**Excerpted data**:
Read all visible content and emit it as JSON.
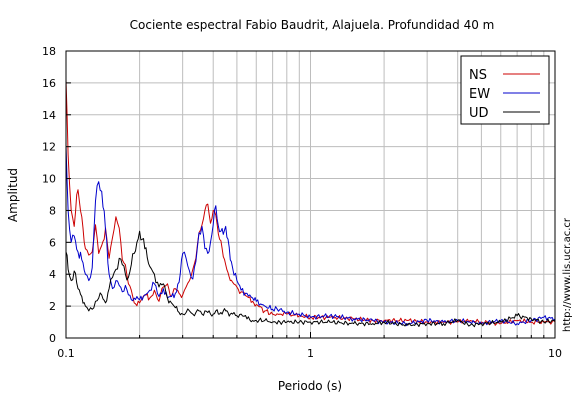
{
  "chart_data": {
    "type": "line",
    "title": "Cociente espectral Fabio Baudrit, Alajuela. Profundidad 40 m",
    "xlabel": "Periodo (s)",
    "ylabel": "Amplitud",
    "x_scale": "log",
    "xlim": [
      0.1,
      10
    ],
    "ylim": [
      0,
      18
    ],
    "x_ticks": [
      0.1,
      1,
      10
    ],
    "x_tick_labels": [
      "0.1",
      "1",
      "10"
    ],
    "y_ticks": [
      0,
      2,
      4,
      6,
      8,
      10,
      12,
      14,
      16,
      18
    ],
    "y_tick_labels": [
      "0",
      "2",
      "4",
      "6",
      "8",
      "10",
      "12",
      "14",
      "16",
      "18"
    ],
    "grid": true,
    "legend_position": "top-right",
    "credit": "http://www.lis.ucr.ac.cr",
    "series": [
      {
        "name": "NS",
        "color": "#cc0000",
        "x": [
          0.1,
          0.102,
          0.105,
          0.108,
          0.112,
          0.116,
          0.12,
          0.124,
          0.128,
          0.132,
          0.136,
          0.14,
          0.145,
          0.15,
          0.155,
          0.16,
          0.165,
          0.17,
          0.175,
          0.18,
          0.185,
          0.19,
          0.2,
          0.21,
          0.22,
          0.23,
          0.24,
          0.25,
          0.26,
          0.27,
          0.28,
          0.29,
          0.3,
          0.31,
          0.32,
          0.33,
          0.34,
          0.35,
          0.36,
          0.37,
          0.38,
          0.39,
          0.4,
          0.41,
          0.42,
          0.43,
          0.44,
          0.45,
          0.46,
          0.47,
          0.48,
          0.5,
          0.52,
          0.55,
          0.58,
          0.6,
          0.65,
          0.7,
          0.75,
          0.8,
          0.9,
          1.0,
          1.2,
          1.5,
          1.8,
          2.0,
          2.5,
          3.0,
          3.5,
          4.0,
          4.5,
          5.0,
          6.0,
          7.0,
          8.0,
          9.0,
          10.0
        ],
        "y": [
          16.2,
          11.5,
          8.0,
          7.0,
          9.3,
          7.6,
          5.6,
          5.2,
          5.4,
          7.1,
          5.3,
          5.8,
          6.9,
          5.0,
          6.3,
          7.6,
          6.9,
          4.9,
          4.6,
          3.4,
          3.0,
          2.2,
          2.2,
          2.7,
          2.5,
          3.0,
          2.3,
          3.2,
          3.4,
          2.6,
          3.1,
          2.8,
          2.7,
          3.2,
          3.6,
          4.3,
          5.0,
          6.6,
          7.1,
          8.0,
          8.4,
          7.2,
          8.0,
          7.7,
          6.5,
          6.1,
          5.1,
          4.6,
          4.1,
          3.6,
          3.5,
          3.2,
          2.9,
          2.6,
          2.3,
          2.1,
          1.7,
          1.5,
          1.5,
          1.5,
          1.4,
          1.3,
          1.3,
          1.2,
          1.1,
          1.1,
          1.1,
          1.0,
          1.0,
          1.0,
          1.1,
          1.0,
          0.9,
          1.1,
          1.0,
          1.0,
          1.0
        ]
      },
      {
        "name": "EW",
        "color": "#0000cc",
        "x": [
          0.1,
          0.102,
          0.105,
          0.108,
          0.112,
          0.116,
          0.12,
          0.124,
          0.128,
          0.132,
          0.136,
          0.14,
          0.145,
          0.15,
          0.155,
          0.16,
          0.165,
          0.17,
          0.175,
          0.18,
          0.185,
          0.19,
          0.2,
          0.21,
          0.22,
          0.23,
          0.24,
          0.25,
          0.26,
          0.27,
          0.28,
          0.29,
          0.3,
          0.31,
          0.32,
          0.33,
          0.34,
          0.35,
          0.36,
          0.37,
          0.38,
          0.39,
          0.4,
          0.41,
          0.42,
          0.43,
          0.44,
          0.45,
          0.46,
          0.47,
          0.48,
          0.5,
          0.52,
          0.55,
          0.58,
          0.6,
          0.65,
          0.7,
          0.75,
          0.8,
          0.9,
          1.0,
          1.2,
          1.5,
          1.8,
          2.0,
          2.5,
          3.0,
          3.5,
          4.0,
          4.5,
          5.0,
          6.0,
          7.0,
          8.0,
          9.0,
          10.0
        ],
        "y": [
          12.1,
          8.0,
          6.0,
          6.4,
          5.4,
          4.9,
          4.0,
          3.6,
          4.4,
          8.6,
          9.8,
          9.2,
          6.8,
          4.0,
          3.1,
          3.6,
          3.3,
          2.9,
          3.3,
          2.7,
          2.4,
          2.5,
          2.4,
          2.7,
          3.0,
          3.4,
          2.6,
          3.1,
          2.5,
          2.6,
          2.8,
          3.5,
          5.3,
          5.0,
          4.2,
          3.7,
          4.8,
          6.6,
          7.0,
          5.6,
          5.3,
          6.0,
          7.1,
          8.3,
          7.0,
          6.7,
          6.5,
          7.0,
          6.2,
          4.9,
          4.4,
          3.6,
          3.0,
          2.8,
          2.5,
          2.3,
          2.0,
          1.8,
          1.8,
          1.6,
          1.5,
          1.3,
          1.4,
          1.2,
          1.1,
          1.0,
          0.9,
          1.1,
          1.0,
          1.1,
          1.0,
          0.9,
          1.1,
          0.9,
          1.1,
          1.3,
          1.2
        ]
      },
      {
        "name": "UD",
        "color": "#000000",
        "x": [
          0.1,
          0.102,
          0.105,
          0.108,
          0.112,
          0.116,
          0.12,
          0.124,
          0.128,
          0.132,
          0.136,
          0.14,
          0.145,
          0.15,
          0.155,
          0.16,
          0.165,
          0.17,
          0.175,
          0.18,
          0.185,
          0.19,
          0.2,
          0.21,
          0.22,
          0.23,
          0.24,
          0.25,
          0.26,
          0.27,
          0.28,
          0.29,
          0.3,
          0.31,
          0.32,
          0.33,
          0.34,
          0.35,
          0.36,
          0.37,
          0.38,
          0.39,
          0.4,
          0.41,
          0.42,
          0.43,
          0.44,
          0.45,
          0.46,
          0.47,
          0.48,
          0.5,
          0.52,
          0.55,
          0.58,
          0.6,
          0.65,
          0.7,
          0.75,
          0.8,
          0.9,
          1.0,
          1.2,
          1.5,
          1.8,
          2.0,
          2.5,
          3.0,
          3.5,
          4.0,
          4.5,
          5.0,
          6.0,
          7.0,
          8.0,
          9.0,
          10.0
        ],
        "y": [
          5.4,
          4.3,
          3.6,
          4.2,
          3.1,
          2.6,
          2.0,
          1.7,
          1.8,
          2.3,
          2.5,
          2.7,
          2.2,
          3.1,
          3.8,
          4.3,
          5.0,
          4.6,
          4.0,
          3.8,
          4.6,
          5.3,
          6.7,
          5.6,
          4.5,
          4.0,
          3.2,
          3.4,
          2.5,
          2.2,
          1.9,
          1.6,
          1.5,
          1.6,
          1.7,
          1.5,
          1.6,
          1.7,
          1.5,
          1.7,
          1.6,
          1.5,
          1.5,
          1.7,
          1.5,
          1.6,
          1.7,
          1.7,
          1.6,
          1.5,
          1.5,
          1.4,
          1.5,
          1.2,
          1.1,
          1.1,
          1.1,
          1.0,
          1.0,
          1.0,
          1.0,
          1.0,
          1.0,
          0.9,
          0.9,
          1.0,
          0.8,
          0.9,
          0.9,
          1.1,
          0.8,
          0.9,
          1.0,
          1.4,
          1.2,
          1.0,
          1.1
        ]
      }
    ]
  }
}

**Exercise brief**: Leave the pictures out, and print every line of the listing exactly as written.

**Completed exercise**:
Read all visible content and emit it as JSON.
{
  "chart_data": {
    "type": "line",
    "title": "Cociente espectral Fabio Baudrit, Alajuela. Profundidad 40 m",
    "xlabel": "Periodo (s)",
    "ylabel": "Amplitud",
    "x_scale": "log",
    "xlim": [
      0.1,
      10
    ],
    "ylim": [
      0,
      18
    ],
    "x_ticks": [
      0.1,
      1,
      10
    ],
    "x_tick_labels": [
      "0.1",
      "1",
      "10"
    ],
    "y_ticks": [
      0,
      2,
      4,
      6,
      8,
      10,
      12,
      14,
      16,
      18
    ],
    "y_tick_labels": [
      "0",
      "2",
      "4",
      "6",
      "8",
      "10",
      "12",
      "14",
      "16",
      "18"
    ],
    "grid": true,
    "legend_position": "top-right",
    "credit": "http://www.lis.ucr.ac.cr",
    "series": [
      {
        "name": "NS",
        "color": "#cc0000",
        "x": [
          0.1,
          0.102,
          0.105,
          0.108,
          0.112,
          0.116,
          0.12,
          0.124,
          0.128,
          0.132,
          0.136,
          0.14,
          0.145,
          0.15,
          0.155,
          0.16,
          0.165,
          0.17,
          0.175,
          0.18,
          0.185,
          0.19,
          0.2,
          0.21,
          0.22,
          0.23,
          0.24,
          0.25,
          0.26,
          0.27,
          0.28,
          0.29,
          0.3,
          0.31,
          0.32,
          0.33,
          0.34,
          0.35,
          0.36,
          0.37,
          0.38,
          0.39,
          0.4,
          0.41,
          0.42,
          0.43,
          0.44,
          0.45,
          0.46,
          0.47,
          0.48,
          0.5,
          0.52,
          0.55,
          0.58,
          0.6,
          0.65,
          0.7,
          0.75,
          0.8,
          0.9,
          1.0,
          1.2,
          1.5,
          1.8,
          2.0,
          2.5,
          3.0,
          3.5,
          4.0,
          4.5,
          5.0,
          6.0,
          7.0,
          8.0,
          9.0,
          10.0
        ],
        "y": [
          16.2,
          11.5,
          8.0,
          7.0,
          9.3,
          7.6,
          5.6,
          5.2,
          5.4,
          7.1,
          5.3,
          5.8,
          6.9,
          5.0,
          6.3,
          7.6,
          6.9,
          4.9,
          4.6,
          3.4,
          3.0,
          2.2,
          2.2,
          2.7,
          2.5,
          3.0,
          2.3,
          3.2,
          3.4,
          2.6,
          3.1,
          2.8,
          2.7,
          3.2,
          3.6,
          4.3,
          5.0,
          6.6,
          7.1,
          8.0,
          8.4,
          7.2,
          8.0,
          7.7,
          6.5,
          6.1,
          5.1,
          4.6,
          4.1,
          3.6,
          3.5,
          3.2,
          2.9,
          2.6,
          2.3,
          2.1,
          1.7,
          1.5,
          1.5,
          1.5,
          1.4,
          1.3,
          1.3,
          1.2,
          1.1,
          1.1,
          1.1,
          1.0,
          1.0,
          1.0,
          1.1,
          1.0,
          0.9,
          1.1,
          1.0,
          1.0,
          1.0
        ]
      },
      {
        "name": "EW",
        "color": "#0000cc",
        "x": [
          0.1,
          0.102,
          0.105,
          0.108,
          0.112,
          0.116,
          0.12,
          0.124,
          0.128,
          0.132,
          0.136,
          0.14,
          0.145,
          0.15,
          0.155,
          0.16,
          0.165,
          0.17,
          0.175,
          0.18,
          0.185,
          0.19,
          0.2,
          0.21,
          0.22,
          0.23,
          0.24,
          0.25,
          0.26,
          0.27,
          0.28,
          0.29,
          0.3,
          0.31,
          0.32,
          0.33,
          0.34,
          0.35,
          0.36,
          0.37,
          0.38,
          0.39,
          0.4,
          0.41,
          0.42,
          0.43,
          0.44,
          0.45,
          0.46,
          0.47,
          0.48,
          0.5,
          0.52,
          0.55,
          0.58,
          0.6,
          0.65,
          0.7,
          0.75,
          0.8,
          0.9,
          1.0,
          1.2,
          1.5,
          1.8,
          2.0,
          2.5,
          3.0,
          3.5,
          4.0,
          4.5,
          5.0,
          6.0,
          7.0,
          8.0,
          9.0,
          10.0
        ],
        "y": [
          12.1,
          8.0,
          6.0,
          6.4,
          5.4,
          4.9,
          4.0,
          3.6,
          4.4,
          8.6,
          9.8,
          9.2,
          6.8,
          4.0,
          3.1,
          3.6,
          3.3,
          2.9,
          3.3,
          2.7,
          2.4,
          2.5,
          2.4,
          2.7,
          3.0,
          3.4,
          2.6,
          3.1,
          2.5,
          2.6,
          2.8,
          3.5,
          5.3,
          5.0,
          4.2,
          3.7,
          4.8,
          6.6,
          7.0,
          5.6,
          5.3,
          6.0,
          7.1,
          8.3,
          7.0,
          6.7,
          6.5,
          7.0,
          6.2,
          4.9,
          4.4,
          3.6,
          3.0,
          2.8,
          2.5,
          2.3,
          2.0,
          1.8,
          1.8,
          1.6,
          1.5,
          1.3,
          1.4,
          1.2,
          1.1,
          1.0,
          0.9,
          1.1,
          1.0,
          1.1,
          1.0,
          0.9,
          1.1,
          0.9,
          1.1,
          1.3,
          1.2
        ]
      },
      {
        "name": "UD",
        "color": "#000000",
        "x": [
          0.1,
          0.102,
          0.105,
          0.108,
          0.112,
          0.116,
          0.12,
          0.124,
          0.128,
          0.132,
          0.136,
          0.14,
          0.145,
          0.15,
          0.155,
          0.16,
          0.165,
          0.17,
          0.175,
          0.18,
          0.185,
          0.19,
          0.2,
          0.21,
          0.22,
          0.23,
          0.24,
          0.25,
          0.26,
          0.27,
          0.28,
          0.29,
          0.3,
          0.31,
          0.32,
          0.33,
          0.34,
          0.35,
          0.36,
          0.37,
          0.38,
          0.39,
          0.4,
          0.41,
          0.42,
          0.43,
          0.44,
          0.45,
          0.46,
          0.47,
          0.48,
          0.5,
          0.52,
          0.55,
          0.58,
          0.6,
          0.65,
          0.7,
          0.75,
          0.8,
          0.9,
          1.0,
          1.2,
          1.5,
          1.8,
          2.0,
          2.5,
          3.0,
          3.5,
          4.0,
          4.5,
          5.0,
          6.0,
          7.0,
          8.0,
          9.0,
          10.0
        ],
        "y": [
          5.4,
          4.3,
          3.6,
          4.2,
          3.1,
          2.6,
          2.0,
          1.7,
          1.8,
          2.3,
          2.5,
          2.7,
          2.2,
          3.1,
          3.8,
          4.3,
          5.0,
          4.6,
          4.0,
          3.8,
          4.6,
          5.3,
          6.7,
          5.6,
          4.5,
          4.0,
          3.2,
          3.4,
          2.5,
          2.2,
          1.9,
          1.6,
          1.5,
          1.6,
          1.7,
          1.5,
          1.6,
          1.7,
          1.5,
          1.7,
          1.6,
          1.5,
          1.5,
          1.7,
          1.5,
          1.6,
          1.7,
          1.7,
          1.6,
          1.5,
          1.5,
          1.4,
          1.5,
          1.2,
          1.1,
          1.1,
          1.1,
          1.0,
          1.0,
          1.0,
          1.0,
          1.0,
          1.0,
          0.9,
          0.9,
          1.0,
          0.8,
          0.9,
          0.9,
          1.1,
          0.8,
          0.9,
          1.0,
          1.4,
          1.2,
          1.0,
          1.1
        ]
      }
    ]
  }
}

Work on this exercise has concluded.